-------- Data supplied

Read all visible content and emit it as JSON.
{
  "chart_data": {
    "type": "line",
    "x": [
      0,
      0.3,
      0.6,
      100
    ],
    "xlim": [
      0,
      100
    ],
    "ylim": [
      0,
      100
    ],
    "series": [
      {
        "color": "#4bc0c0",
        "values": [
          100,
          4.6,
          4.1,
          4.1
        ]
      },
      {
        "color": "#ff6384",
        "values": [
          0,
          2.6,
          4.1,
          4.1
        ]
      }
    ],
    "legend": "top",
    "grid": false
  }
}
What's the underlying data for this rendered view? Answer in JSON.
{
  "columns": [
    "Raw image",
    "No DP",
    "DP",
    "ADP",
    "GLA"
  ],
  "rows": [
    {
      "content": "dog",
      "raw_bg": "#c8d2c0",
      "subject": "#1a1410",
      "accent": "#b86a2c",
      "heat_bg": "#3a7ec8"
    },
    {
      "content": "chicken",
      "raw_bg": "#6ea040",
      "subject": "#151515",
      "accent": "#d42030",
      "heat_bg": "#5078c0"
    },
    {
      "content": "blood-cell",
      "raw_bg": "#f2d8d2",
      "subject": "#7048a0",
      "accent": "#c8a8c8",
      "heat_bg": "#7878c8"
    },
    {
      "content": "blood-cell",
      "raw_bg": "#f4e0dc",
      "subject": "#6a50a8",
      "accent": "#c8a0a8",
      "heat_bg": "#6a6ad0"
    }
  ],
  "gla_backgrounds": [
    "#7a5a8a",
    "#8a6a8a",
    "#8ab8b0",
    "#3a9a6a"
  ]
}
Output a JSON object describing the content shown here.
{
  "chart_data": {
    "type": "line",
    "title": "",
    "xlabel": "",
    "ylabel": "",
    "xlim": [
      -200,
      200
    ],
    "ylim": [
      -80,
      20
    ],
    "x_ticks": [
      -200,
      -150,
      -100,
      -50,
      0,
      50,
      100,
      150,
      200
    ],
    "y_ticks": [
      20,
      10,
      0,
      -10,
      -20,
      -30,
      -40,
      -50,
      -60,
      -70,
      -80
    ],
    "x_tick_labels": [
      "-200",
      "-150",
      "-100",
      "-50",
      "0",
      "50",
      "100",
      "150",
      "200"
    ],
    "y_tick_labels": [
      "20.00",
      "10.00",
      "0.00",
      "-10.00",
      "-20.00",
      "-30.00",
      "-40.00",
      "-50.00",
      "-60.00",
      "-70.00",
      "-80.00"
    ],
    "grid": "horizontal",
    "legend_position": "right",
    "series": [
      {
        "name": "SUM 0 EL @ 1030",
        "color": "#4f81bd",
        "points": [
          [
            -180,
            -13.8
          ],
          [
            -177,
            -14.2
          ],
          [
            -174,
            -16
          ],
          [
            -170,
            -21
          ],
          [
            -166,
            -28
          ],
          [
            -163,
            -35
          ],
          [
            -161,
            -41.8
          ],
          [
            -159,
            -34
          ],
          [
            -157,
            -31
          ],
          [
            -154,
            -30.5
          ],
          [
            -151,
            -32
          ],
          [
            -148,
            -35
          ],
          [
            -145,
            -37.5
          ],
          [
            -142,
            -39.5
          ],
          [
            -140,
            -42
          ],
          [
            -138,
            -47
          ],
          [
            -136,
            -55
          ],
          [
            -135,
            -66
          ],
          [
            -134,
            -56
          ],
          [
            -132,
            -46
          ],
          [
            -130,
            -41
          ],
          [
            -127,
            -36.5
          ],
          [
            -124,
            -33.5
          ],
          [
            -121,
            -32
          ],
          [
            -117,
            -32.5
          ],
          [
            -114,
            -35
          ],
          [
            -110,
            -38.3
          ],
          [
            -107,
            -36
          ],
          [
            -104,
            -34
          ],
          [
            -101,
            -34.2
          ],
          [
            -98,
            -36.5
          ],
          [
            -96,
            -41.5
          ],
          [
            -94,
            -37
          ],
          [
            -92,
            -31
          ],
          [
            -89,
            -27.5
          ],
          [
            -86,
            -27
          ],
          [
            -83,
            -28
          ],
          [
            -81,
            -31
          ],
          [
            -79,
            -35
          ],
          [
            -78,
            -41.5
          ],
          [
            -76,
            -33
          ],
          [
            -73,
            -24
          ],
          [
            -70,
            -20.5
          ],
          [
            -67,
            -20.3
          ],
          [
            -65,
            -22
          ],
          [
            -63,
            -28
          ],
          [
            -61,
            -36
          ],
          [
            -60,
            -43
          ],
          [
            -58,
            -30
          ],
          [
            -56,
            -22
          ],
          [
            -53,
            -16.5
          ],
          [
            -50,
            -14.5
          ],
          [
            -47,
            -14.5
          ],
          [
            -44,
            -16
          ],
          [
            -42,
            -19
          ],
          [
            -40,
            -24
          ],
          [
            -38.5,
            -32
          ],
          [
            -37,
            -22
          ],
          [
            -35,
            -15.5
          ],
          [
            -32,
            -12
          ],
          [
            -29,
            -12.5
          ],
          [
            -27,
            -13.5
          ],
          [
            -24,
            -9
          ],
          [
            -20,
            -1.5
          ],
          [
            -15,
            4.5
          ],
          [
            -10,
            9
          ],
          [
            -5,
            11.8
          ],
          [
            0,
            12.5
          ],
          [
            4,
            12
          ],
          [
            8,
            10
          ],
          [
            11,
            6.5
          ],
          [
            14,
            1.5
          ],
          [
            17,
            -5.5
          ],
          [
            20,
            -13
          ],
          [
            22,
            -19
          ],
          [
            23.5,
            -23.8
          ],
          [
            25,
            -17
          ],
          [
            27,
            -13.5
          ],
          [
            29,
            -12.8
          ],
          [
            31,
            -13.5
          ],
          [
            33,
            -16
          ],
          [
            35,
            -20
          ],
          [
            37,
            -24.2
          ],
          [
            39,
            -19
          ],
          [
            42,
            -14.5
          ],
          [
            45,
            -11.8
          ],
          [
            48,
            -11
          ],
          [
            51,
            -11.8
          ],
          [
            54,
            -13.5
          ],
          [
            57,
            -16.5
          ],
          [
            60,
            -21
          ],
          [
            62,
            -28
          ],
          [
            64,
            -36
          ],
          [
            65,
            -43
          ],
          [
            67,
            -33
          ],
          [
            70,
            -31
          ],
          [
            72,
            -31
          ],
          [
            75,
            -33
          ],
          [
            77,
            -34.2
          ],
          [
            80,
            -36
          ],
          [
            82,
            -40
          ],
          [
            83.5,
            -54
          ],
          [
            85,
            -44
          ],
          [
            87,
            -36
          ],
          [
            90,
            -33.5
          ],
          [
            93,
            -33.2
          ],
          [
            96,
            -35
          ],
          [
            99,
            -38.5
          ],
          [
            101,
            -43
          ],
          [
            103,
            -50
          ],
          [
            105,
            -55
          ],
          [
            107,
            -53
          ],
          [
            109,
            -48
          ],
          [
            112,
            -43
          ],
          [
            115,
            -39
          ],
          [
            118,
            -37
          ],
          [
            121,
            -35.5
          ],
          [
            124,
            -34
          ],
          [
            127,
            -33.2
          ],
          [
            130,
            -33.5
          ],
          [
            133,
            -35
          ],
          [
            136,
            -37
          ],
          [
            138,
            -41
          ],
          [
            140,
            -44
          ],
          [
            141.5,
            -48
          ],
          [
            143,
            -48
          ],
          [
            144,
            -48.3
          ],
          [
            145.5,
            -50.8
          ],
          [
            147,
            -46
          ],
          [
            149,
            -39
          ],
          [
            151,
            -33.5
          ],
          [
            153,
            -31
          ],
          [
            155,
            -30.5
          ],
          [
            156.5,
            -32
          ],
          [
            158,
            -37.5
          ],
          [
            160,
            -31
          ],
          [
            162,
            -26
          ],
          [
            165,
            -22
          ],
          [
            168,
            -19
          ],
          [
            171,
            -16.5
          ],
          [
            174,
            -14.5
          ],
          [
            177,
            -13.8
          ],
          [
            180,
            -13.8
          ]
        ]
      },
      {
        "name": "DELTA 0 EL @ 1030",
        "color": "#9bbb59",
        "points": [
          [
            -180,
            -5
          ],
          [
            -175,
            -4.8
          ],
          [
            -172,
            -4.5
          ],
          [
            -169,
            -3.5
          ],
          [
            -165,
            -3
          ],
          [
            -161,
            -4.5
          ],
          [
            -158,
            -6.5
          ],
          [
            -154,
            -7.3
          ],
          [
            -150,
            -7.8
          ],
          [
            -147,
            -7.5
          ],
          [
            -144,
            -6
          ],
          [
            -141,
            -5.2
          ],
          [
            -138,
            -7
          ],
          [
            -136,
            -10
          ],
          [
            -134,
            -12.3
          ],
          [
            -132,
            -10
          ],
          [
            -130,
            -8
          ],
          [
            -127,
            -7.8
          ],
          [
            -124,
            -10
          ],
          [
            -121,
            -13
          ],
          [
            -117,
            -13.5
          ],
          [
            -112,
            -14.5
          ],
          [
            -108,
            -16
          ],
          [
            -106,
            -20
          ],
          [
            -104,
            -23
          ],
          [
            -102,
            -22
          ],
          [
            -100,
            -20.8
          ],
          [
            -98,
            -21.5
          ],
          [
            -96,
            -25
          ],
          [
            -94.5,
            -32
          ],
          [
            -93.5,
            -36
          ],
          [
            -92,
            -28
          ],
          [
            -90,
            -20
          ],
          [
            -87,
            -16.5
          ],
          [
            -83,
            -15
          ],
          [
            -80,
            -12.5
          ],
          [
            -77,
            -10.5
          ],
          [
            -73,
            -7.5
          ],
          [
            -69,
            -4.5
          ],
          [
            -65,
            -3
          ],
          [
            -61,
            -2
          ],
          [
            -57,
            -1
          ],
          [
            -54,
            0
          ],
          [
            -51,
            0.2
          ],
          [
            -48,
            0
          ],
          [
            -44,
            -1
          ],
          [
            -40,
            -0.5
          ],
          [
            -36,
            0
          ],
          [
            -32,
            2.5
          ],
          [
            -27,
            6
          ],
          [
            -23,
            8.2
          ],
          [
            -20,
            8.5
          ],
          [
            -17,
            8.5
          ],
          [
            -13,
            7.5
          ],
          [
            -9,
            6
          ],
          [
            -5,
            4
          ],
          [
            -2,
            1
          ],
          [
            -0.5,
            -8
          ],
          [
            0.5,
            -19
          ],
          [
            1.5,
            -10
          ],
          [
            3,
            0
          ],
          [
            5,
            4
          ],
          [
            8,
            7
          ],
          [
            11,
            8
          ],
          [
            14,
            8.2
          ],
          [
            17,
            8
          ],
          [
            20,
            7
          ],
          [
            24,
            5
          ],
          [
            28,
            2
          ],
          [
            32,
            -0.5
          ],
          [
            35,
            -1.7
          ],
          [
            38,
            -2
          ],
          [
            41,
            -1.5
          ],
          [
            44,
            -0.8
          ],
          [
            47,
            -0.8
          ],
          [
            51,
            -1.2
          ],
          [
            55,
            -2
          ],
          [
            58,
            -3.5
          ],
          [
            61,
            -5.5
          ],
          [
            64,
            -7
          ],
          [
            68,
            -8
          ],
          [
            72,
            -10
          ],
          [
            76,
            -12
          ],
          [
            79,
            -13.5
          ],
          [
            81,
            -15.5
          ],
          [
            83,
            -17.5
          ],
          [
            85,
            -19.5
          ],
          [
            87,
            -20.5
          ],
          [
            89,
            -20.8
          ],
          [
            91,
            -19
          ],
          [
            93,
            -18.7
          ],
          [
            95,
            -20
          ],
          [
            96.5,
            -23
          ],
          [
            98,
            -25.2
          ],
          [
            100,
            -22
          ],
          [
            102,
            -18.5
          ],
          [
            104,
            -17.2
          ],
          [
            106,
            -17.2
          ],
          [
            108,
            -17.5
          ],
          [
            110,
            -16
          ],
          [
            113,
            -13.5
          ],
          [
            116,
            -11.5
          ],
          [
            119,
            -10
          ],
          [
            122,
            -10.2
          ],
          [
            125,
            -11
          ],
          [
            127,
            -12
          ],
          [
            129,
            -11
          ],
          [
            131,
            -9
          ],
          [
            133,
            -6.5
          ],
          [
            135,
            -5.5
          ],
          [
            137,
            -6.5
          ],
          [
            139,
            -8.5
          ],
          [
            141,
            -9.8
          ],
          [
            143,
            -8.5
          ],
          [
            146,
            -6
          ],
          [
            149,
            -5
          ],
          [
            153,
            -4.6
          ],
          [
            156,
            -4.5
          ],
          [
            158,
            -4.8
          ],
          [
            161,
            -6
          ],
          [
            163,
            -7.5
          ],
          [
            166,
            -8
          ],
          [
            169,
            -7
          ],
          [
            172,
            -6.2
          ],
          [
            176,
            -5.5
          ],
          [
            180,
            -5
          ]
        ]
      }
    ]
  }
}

----------------

Extract all lines that hold the word "subject".

### [Solution for this task]
      "subject": "#1a1410",
      "subject": "#151515",
      "subject": "#7048a0",
      "subject": "#6a50a8",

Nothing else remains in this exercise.